→ **WRITTEN EXERCISE**: Find each line with the word "Location" and copy it.

→ **MATERIALS PROVIDED**:
--------------------------------------------------

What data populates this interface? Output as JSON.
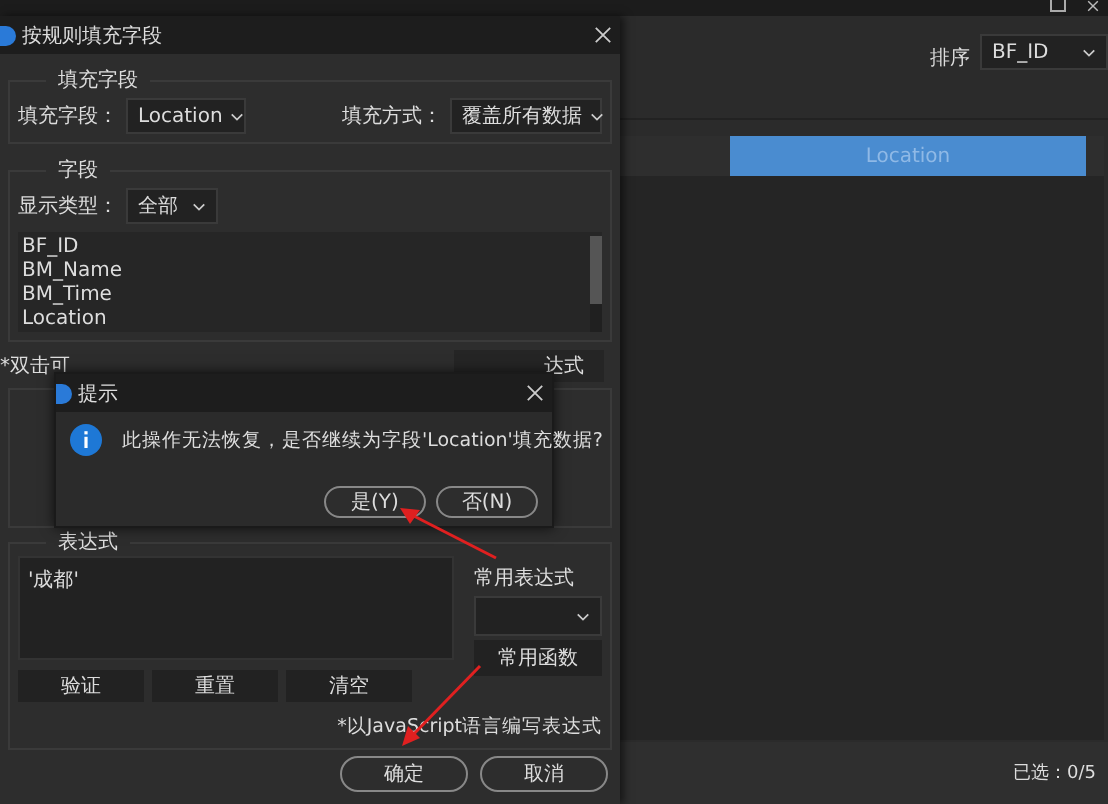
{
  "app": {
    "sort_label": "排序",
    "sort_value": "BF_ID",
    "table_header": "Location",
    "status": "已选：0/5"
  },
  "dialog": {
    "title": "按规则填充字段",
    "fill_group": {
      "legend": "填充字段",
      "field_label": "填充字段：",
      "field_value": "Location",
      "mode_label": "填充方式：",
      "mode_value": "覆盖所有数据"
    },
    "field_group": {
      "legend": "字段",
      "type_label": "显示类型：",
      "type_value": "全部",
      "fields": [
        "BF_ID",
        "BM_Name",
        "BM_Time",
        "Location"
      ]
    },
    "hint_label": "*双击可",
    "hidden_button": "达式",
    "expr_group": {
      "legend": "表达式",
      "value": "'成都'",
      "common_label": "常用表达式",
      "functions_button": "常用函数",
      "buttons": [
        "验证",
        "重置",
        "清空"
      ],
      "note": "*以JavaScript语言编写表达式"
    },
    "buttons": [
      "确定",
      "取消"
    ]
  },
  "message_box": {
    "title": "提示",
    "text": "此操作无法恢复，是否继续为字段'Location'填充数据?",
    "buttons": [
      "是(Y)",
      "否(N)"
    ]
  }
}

--------------------------------------------------

→ **THE RESULT**:
    "table_header": "Location",
      "field_value": "Location",
        "Location"
    "text": "此操作无法恢复，是否继续为字段'Location'填充数据?",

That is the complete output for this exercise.